### Task inputs
****************************************

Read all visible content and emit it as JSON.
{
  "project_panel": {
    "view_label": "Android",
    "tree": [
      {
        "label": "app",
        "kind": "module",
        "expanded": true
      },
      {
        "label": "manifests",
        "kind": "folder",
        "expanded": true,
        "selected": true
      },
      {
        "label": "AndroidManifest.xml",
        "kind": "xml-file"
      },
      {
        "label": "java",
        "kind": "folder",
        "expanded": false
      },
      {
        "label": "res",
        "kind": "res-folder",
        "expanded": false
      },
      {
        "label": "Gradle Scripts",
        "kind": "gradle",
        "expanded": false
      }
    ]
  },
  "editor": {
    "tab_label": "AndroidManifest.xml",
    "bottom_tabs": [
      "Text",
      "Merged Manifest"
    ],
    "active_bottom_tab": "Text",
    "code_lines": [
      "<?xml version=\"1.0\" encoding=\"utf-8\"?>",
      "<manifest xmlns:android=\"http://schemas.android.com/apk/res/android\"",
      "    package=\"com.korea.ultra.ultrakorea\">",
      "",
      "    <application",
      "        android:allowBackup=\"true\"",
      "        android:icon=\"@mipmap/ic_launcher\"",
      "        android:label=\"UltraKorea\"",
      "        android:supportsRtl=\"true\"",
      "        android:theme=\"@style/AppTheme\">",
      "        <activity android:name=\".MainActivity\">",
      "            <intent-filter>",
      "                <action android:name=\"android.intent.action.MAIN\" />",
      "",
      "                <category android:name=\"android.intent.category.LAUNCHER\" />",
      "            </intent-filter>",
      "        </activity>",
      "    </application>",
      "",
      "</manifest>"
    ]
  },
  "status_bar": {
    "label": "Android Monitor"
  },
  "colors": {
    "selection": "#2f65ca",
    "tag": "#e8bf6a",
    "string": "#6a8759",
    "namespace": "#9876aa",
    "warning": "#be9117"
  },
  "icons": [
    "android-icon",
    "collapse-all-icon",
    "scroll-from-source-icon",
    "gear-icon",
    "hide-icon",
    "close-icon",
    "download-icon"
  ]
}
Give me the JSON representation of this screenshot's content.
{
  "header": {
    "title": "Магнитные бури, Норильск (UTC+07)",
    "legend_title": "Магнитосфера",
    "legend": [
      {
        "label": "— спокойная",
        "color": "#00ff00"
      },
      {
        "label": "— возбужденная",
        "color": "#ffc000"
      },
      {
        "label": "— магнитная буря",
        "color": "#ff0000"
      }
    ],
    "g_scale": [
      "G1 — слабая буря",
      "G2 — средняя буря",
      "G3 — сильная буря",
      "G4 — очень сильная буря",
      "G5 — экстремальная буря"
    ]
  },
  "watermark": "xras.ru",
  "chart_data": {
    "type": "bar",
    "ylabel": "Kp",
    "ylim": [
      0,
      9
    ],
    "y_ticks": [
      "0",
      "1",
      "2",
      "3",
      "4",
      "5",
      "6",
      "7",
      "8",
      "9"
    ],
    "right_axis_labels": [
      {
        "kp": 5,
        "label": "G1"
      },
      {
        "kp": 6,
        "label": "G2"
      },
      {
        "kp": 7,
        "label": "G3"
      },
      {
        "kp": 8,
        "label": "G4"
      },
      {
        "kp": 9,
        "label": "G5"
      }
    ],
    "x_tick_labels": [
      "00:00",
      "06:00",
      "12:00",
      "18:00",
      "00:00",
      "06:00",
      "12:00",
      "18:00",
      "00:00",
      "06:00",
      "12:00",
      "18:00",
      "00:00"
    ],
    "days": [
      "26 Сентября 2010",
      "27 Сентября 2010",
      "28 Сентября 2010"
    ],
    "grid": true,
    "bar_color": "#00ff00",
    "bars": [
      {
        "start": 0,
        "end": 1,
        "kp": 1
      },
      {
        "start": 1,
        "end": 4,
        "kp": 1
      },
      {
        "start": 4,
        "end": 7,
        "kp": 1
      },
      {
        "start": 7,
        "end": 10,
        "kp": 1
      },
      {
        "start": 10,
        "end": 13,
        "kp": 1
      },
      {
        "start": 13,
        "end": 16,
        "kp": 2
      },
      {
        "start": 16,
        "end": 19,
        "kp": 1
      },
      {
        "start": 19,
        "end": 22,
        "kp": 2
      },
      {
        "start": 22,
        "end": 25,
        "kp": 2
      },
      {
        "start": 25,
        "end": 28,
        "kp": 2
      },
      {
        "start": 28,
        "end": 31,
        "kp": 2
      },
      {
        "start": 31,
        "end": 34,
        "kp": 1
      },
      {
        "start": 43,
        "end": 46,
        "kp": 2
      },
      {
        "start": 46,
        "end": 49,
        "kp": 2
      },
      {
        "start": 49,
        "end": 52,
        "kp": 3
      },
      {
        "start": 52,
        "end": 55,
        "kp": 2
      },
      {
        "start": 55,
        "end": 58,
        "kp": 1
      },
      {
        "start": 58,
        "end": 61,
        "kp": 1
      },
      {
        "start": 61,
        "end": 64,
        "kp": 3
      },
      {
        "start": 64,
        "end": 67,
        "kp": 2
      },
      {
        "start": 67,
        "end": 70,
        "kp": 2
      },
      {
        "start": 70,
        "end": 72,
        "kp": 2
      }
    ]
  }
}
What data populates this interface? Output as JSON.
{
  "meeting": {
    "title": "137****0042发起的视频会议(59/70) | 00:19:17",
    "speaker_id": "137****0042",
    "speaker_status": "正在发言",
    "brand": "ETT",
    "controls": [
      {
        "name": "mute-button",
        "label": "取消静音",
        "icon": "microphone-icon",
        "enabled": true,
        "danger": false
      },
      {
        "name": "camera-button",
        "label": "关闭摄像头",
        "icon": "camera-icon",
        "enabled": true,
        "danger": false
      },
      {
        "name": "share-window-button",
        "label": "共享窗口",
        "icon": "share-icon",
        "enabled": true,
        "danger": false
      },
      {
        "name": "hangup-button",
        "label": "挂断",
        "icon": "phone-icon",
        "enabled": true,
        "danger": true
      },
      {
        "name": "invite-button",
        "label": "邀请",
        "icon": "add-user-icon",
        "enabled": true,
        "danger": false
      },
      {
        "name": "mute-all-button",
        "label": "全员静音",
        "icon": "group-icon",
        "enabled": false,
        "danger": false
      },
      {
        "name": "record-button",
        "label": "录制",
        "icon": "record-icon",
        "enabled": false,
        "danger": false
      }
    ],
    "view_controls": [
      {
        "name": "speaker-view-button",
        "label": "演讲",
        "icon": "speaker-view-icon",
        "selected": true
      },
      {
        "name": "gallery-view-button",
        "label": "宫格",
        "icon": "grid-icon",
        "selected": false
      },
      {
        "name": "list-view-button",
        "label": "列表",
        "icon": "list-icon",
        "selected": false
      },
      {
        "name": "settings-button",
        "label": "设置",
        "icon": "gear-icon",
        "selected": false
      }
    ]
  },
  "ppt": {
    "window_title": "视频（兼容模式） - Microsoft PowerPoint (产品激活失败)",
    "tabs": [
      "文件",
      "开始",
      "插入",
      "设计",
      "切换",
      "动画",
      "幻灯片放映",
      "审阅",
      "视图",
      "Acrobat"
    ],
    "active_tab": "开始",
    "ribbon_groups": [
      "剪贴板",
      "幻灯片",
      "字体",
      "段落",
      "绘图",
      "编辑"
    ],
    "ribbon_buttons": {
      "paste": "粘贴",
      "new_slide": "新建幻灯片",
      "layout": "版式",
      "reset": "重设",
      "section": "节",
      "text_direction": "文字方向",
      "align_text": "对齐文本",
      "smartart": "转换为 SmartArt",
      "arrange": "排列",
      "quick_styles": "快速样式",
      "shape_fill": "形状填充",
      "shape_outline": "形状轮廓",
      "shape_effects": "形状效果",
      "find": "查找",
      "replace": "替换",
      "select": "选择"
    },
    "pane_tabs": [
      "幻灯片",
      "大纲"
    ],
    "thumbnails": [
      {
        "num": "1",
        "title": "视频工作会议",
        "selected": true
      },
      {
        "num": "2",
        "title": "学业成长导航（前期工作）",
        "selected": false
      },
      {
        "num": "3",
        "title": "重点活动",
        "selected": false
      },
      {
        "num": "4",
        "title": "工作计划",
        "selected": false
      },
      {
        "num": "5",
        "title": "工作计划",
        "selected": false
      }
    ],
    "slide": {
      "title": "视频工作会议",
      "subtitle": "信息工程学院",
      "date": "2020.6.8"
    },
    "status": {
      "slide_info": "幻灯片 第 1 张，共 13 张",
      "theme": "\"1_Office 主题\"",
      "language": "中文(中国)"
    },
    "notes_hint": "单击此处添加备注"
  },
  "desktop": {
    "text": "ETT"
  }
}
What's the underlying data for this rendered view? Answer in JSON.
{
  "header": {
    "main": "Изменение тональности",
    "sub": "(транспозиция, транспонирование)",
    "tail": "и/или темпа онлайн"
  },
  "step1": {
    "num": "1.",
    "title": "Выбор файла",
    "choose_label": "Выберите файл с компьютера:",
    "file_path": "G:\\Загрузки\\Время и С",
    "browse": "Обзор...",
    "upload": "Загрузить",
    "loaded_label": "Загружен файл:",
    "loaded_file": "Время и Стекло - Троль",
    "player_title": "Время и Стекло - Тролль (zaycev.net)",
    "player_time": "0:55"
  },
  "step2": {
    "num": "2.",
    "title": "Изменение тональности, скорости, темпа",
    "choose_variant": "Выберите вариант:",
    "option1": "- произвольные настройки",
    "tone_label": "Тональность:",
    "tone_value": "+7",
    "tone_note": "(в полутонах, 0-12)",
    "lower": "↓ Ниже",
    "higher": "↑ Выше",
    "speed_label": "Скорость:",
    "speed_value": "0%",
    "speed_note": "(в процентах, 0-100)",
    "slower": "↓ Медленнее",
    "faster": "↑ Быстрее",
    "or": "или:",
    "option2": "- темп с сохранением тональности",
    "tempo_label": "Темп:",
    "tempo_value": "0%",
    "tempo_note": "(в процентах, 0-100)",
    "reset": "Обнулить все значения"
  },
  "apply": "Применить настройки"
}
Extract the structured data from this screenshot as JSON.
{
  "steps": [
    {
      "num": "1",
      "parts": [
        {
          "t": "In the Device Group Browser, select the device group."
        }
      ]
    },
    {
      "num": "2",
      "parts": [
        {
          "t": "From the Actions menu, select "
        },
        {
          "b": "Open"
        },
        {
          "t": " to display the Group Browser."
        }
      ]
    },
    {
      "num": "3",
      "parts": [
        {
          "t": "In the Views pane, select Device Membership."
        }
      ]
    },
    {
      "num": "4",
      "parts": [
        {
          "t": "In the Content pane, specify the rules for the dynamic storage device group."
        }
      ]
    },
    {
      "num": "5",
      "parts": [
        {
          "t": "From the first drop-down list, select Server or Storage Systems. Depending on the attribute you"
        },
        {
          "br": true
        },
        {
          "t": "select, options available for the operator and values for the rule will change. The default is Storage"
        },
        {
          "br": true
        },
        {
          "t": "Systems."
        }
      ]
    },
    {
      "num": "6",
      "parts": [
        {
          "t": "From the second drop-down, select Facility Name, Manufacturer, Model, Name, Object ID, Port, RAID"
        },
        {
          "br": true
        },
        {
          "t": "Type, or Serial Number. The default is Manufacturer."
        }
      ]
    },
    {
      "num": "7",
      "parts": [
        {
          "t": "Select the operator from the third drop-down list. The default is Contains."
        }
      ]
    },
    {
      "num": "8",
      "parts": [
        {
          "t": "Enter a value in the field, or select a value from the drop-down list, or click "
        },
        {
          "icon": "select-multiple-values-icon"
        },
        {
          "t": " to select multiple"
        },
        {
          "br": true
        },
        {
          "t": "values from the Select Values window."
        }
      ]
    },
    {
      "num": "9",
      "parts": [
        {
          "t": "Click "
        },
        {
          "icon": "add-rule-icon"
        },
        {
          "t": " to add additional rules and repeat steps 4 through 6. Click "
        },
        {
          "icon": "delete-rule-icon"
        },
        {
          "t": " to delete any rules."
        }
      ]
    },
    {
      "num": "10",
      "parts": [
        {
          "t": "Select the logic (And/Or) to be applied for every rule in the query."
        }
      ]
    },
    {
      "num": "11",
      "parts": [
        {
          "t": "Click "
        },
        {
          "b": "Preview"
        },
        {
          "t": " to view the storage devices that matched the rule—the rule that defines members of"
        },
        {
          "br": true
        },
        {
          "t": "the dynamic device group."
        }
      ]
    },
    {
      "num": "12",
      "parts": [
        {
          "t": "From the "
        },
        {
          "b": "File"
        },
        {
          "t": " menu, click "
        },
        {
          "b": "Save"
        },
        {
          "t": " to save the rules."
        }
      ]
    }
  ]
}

****************************************

### Requirement
Pull out every line containing "values".

### Expected answer
          "t": "select, options available for the operator and values for the rule will change. The default is Storage"
          "icon": "select-multiple-values-icon"
          "t": "values from the Select Values window."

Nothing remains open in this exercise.